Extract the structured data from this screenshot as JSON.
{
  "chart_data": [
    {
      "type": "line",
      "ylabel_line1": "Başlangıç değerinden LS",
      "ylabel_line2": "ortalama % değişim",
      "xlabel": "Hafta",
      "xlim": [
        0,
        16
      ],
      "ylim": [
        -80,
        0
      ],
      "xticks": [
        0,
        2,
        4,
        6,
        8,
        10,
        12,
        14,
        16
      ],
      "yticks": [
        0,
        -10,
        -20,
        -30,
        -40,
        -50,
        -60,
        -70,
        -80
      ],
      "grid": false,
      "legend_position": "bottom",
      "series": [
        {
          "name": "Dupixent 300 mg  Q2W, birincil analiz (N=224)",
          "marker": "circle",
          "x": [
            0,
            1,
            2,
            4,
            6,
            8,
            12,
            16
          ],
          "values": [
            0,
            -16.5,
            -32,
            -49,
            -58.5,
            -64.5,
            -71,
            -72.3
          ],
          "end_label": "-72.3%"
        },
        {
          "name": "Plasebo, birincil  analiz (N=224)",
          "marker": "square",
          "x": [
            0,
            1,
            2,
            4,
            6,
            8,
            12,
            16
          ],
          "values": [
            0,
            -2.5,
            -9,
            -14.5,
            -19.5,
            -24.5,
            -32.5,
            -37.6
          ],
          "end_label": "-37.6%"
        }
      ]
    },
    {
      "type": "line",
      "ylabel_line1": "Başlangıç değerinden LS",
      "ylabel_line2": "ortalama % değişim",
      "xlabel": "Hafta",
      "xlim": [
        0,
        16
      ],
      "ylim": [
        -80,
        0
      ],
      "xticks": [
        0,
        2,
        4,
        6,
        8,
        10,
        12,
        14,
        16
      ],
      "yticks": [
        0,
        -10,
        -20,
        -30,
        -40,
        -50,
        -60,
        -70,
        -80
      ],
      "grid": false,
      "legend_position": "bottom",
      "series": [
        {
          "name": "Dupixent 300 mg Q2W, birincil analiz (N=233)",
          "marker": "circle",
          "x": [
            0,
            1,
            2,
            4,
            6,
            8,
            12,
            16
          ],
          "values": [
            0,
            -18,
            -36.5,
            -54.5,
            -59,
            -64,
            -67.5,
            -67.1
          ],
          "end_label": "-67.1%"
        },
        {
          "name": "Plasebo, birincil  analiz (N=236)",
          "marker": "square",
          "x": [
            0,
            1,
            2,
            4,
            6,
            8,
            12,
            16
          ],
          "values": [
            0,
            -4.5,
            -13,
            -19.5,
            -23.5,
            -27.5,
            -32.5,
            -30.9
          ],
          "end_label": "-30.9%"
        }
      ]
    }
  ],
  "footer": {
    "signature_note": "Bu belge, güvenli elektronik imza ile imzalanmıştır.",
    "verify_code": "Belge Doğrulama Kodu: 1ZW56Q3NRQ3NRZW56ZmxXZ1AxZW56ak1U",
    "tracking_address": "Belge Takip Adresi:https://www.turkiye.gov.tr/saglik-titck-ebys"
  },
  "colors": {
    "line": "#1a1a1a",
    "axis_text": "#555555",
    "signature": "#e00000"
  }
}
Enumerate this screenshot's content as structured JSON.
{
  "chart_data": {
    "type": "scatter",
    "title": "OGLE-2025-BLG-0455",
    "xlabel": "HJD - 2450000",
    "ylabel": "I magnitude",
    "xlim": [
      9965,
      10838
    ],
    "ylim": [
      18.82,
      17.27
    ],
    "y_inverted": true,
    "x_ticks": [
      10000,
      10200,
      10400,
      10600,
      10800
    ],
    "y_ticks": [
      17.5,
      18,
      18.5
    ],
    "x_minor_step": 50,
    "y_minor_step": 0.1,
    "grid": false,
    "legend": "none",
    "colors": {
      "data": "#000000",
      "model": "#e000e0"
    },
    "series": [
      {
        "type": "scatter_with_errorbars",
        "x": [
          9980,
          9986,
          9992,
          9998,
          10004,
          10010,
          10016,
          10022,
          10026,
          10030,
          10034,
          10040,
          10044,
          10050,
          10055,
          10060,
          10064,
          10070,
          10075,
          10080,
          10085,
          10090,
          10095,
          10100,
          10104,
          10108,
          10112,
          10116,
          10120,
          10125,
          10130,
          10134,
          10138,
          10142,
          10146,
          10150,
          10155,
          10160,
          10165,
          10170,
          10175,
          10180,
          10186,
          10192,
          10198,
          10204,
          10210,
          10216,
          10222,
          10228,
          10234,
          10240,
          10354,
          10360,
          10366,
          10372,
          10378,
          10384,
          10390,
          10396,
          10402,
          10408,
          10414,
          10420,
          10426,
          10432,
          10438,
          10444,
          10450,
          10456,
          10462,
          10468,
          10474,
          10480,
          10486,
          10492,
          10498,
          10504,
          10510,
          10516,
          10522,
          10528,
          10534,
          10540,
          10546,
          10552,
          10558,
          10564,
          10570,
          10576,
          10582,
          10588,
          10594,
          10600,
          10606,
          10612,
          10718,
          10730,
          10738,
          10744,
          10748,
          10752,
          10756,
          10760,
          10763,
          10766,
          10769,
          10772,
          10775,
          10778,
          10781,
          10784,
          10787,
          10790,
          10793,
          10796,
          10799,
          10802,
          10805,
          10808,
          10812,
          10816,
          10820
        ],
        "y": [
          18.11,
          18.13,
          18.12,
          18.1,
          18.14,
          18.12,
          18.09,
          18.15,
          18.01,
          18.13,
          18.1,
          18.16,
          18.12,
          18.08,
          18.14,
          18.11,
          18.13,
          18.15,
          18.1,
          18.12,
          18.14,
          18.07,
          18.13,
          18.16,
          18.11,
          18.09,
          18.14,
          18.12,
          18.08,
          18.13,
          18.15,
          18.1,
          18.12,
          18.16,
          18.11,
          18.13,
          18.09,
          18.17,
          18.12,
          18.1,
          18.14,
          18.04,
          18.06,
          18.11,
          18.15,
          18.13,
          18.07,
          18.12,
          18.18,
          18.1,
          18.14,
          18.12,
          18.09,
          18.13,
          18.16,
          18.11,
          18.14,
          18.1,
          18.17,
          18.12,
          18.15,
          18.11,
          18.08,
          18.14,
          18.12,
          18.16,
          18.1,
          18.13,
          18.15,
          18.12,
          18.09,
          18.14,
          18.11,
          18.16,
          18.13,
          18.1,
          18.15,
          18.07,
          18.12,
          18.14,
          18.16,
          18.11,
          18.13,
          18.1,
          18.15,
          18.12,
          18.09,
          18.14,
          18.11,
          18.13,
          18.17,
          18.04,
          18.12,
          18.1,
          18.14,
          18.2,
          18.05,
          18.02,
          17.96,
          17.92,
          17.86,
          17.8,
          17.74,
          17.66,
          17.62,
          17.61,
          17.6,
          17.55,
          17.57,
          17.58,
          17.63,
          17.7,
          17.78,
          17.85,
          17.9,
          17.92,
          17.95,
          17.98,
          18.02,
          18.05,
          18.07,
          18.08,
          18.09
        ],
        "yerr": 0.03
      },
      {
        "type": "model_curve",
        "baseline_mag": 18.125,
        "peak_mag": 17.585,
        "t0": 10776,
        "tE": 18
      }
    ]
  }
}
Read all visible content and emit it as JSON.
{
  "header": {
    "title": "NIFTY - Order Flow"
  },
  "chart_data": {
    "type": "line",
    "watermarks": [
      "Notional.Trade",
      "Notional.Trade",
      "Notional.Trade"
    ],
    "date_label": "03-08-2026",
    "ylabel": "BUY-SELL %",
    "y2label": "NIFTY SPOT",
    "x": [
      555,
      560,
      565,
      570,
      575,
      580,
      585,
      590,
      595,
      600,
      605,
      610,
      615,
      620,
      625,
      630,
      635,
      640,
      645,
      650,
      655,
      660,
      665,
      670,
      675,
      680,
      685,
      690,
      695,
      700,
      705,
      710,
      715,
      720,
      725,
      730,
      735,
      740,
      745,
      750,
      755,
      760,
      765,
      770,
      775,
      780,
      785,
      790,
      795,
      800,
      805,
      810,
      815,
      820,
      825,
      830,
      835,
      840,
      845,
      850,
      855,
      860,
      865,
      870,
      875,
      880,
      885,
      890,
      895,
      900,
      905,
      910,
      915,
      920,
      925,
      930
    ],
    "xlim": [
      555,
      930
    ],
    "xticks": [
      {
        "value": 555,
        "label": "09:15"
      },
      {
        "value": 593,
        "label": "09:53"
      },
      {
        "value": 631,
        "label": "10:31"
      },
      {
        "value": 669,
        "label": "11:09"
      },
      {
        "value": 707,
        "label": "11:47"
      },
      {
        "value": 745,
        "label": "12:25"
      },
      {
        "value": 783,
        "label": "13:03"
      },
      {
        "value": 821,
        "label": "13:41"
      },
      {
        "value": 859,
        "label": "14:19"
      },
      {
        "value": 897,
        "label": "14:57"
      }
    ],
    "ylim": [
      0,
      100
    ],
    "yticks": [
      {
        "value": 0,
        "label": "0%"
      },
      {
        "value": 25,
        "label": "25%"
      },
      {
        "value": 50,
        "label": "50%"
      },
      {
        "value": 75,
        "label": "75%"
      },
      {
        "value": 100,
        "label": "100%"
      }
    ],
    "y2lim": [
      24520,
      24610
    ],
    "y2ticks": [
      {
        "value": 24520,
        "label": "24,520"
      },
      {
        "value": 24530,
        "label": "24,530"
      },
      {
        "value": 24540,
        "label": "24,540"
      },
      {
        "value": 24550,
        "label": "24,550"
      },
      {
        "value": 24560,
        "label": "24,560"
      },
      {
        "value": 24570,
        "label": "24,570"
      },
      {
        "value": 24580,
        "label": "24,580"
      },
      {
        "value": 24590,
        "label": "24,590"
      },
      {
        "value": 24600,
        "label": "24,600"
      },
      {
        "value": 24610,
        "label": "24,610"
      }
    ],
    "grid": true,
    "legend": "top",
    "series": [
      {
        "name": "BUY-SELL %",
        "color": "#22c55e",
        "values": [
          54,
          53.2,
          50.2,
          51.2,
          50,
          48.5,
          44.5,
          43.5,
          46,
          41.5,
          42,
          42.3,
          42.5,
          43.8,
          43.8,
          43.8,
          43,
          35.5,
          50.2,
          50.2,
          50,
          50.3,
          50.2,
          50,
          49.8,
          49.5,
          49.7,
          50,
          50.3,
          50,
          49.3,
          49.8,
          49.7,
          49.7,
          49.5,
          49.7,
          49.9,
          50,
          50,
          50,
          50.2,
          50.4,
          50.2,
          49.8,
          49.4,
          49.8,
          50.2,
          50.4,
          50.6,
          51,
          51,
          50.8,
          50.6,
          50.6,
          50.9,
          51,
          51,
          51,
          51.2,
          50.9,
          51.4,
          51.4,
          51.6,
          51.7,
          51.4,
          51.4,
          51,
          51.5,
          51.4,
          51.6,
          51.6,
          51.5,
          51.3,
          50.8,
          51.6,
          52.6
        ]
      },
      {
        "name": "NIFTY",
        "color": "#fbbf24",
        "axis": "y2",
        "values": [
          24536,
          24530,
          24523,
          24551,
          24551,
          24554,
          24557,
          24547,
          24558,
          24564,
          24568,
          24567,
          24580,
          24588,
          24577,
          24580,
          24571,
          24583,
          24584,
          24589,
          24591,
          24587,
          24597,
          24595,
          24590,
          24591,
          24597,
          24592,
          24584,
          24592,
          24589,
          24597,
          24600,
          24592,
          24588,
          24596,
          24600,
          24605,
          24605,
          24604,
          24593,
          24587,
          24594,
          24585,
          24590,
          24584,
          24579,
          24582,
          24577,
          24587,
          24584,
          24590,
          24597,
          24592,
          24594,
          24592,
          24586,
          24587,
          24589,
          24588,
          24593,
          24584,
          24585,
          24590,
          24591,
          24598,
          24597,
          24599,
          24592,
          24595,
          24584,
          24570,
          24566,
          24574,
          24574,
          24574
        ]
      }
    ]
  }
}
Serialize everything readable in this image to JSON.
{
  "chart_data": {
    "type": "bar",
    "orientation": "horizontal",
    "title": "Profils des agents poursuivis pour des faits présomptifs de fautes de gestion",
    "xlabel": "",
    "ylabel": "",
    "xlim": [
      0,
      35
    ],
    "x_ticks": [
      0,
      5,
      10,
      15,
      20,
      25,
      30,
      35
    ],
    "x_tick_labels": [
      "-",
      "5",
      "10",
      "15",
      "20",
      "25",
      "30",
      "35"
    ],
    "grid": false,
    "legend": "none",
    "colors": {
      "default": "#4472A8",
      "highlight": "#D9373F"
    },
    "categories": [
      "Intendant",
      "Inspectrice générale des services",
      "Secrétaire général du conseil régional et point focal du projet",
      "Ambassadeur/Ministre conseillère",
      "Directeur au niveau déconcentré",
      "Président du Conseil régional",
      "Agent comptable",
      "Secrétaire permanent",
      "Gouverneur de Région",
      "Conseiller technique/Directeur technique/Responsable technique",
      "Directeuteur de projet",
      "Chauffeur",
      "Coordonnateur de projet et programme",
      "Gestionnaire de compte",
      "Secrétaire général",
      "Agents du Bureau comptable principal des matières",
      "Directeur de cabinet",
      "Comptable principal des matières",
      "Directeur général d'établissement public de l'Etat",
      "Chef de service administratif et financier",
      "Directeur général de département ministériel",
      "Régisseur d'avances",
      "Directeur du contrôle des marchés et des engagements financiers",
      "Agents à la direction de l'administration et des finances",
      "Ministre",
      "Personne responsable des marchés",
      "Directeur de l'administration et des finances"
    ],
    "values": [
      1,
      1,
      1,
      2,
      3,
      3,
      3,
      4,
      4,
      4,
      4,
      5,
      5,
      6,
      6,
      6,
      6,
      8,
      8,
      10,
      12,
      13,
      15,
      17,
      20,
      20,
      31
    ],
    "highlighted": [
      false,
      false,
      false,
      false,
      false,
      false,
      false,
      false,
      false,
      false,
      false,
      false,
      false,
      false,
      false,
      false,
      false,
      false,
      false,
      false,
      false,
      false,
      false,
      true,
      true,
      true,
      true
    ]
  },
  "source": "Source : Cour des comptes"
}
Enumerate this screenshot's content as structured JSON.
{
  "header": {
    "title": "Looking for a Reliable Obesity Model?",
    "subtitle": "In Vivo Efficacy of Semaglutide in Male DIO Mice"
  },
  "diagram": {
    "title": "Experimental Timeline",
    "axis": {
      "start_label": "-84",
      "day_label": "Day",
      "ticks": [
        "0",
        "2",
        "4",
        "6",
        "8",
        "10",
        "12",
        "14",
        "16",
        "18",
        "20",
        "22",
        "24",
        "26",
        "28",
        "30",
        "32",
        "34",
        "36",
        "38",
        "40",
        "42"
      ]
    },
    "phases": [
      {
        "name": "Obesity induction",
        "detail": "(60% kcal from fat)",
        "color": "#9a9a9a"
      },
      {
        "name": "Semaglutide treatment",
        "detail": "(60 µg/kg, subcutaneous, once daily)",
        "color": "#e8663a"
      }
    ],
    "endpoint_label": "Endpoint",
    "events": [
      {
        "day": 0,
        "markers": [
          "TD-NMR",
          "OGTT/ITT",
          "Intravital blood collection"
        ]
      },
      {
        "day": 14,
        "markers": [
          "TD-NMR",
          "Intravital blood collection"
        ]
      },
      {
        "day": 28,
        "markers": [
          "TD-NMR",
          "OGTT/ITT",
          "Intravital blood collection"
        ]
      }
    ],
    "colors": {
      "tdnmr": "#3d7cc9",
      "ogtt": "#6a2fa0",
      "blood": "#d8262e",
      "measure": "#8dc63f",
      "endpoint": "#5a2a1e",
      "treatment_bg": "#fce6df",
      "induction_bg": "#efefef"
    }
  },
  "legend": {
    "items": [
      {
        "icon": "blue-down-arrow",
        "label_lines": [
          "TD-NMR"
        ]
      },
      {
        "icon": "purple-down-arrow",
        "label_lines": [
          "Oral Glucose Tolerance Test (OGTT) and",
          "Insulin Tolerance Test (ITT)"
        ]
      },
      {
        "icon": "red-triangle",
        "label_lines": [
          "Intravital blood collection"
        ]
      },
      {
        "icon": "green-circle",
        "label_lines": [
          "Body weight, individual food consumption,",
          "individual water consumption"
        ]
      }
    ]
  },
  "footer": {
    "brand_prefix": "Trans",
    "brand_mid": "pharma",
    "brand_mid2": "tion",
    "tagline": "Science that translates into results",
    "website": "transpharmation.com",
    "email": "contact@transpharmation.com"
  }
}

______________________________

REQUIRED WORK: Pull out every line in the material above where "analiz" occurs.

EXERCISE ANSWER:
          "name": "Dupixent 300 mg  Q2W, birincil analiz (N=224)",
          "name": "Plasebo, birincil  analiz (N=224)",
          "name": "Dupixent 300 mg Q2W, birincil analiz (N=233)",
          "name": "Plasebo, birincil  analiz (N=236)",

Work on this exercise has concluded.